══ Material shown
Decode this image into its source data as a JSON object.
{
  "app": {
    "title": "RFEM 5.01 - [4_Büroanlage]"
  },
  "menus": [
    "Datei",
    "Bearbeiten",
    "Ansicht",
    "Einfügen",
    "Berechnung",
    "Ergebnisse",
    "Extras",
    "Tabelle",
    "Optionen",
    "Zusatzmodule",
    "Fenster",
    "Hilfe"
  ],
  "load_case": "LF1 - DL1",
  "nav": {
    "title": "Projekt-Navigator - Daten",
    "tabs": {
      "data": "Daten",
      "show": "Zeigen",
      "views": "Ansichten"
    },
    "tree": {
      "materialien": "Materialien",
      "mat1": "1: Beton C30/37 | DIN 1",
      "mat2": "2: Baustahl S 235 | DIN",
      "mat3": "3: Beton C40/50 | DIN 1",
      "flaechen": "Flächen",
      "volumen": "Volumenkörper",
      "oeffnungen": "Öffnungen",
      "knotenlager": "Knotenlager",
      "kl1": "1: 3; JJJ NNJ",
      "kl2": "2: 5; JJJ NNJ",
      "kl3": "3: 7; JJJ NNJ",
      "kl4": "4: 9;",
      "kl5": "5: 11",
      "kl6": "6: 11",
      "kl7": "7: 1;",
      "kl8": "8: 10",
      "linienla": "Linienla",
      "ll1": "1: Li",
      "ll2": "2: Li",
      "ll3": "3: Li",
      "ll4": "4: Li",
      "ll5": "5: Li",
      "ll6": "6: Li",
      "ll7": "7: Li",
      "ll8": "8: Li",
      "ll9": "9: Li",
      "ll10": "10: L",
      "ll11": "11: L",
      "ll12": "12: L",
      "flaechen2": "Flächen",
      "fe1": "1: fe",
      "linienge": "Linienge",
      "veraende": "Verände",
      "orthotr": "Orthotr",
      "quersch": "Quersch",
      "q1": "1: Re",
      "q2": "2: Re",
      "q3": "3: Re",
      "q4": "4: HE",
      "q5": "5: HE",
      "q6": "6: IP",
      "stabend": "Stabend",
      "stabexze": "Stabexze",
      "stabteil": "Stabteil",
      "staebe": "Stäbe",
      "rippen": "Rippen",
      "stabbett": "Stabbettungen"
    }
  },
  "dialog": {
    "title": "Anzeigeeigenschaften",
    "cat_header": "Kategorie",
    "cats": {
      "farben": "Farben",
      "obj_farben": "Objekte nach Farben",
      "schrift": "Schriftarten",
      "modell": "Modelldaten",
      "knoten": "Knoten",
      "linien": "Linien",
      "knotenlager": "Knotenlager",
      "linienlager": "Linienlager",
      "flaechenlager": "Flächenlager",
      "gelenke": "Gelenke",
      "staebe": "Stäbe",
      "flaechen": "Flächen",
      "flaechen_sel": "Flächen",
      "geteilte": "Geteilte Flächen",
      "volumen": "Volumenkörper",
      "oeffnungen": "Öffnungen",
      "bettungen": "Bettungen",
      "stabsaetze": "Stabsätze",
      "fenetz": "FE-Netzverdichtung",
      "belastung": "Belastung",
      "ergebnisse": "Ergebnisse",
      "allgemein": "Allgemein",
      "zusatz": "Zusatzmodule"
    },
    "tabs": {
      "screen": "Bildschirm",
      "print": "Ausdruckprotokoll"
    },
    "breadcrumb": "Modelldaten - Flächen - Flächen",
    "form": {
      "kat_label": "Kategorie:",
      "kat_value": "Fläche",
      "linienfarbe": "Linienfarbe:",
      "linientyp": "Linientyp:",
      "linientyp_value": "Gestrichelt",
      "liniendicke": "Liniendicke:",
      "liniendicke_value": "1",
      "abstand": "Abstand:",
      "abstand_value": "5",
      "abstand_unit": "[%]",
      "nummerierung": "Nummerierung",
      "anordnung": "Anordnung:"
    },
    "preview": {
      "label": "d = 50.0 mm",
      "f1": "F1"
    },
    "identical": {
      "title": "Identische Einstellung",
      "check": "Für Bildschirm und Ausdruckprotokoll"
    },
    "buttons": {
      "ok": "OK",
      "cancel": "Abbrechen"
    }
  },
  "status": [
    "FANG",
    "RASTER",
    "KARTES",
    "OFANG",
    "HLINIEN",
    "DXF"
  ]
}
════
**Description of the task:**
In the material above, show every line where the word "title" turns up.

**Response for this exercise:**
    "title": "RFEM 5.01 - [4_Büroanlage]"
    "title": "Projekt-Navigator - Daten",
    "title": "Anzeigeeigenschaften",
      "title": "Identische Einstellung",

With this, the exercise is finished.